— Het vraagstuk —
Vat de tekst over de Transformatievisie Oude Rijnzone samen in twee zinnen.

— Oefentekst —
::::

In de Transformatievisie Oude Rijnzone wordt de transformatieopgave verder uitgewerkt. Het gaat daarbij om het versterken van ecologische, landschappelijke en recreatieve kwaliteiten. Dit in combinatie met een goed samenhangend infrastructureel en stedelijk net werk. Dit netwerk strekt zich uit van Woerden in het oosten via Bodegraven en Alphen naar Groenendijk in het westen.
Een belangrijk doel van de transformatie is het herstructureren van de rivieroevers. Dit door het leefklimaat te verbeteren en de bestaande cultuurhistorische waarden in ere te herstellen. Hiervoor zijn maatregelen nodig op het gebied van ontsluiting, verplaatsing van bedrijvigheid en het herstellen van de relaties tussen bebouwing en groen. Hiervoor kunnen kernen zeer beperkt uitbreiden. Een belangrijk deel van de benodigde ruimte wordt echter gevonden in een herschikking van functies. Denk hierbij aan voormalige agrarische bedrijven en het verdwijnen van watergebonden bedrijvigheid.

::::

Opgeslagen gegevensrecords
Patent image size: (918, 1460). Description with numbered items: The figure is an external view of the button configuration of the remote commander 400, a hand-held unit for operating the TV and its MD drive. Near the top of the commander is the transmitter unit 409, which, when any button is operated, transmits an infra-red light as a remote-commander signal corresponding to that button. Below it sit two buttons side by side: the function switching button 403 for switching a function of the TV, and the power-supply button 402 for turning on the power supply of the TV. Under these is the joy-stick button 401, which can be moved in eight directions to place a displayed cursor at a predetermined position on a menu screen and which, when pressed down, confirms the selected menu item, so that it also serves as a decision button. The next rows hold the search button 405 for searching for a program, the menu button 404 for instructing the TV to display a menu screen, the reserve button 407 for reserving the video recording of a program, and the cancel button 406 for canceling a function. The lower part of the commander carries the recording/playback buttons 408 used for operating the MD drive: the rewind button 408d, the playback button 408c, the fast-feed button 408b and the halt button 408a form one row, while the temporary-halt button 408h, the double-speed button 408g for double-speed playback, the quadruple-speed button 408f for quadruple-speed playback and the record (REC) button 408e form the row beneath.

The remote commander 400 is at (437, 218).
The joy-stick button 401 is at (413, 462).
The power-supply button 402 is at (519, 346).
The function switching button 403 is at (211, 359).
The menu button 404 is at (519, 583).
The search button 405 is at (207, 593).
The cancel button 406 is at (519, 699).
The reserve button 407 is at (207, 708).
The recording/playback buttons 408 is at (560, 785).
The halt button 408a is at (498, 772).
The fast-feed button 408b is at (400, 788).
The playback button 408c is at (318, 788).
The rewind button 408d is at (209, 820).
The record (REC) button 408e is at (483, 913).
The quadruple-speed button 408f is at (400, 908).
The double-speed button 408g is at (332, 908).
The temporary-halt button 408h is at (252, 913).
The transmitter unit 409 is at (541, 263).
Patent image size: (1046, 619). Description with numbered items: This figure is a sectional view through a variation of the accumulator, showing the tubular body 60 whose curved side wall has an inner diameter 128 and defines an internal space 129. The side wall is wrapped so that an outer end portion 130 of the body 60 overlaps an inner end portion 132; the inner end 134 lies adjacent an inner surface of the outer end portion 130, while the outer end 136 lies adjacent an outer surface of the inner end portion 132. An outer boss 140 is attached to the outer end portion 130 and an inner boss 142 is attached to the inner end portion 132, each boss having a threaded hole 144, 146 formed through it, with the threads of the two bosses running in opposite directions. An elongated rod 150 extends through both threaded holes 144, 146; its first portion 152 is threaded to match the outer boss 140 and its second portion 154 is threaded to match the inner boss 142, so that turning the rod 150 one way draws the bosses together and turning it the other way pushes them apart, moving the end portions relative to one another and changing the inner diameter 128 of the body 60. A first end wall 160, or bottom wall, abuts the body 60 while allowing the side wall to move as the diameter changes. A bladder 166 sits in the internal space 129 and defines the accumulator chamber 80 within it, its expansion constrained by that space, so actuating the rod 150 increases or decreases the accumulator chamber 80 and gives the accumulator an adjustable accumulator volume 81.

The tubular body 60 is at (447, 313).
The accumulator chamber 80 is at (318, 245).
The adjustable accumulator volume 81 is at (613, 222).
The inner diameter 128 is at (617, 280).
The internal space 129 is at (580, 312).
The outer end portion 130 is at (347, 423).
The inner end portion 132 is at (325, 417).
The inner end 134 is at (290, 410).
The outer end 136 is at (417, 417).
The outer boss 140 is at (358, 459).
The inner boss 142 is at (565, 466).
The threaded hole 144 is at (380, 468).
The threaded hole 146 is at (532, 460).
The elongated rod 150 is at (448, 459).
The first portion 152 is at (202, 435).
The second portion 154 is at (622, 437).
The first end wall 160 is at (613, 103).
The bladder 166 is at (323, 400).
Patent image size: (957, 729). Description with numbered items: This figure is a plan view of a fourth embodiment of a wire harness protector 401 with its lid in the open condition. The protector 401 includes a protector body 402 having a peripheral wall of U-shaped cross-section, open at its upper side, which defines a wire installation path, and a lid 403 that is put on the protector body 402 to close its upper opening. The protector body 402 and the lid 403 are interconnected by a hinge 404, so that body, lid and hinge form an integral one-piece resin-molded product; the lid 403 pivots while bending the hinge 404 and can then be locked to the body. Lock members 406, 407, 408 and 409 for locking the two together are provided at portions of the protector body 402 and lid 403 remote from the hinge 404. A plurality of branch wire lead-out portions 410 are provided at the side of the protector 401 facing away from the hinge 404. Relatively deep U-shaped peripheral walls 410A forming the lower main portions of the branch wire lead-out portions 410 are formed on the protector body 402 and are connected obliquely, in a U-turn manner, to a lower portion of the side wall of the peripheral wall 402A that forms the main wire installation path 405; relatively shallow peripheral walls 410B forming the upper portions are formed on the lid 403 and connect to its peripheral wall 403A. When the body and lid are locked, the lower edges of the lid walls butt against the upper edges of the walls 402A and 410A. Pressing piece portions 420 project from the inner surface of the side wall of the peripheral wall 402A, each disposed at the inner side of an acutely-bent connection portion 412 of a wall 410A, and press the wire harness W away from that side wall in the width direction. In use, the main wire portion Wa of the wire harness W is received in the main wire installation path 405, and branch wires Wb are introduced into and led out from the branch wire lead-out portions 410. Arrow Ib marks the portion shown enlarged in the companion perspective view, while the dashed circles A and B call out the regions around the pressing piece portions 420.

::::

— Resultaat —
De Transformatievisie Oude Rijnzone werkt de transformatieopgave verder uit: het versterken van ecologische, landschappelijke en recreatieve kwaliteiten in combinatie met een samenhangend infrastructureel en stedelijk netwerk van Woerden via Bodegraven en Alphen naar Groenendijk. Een belangrijk doel is het herstructureren van de rivieroevers door het leefklimaat te verbeteren en cultuurhistorische waarden te herstellen, waarbij kernen zeer beperkt kunnen uitbreiden en een belangrijk deel van de benodigde ruimte uit een herschikking van functies komt.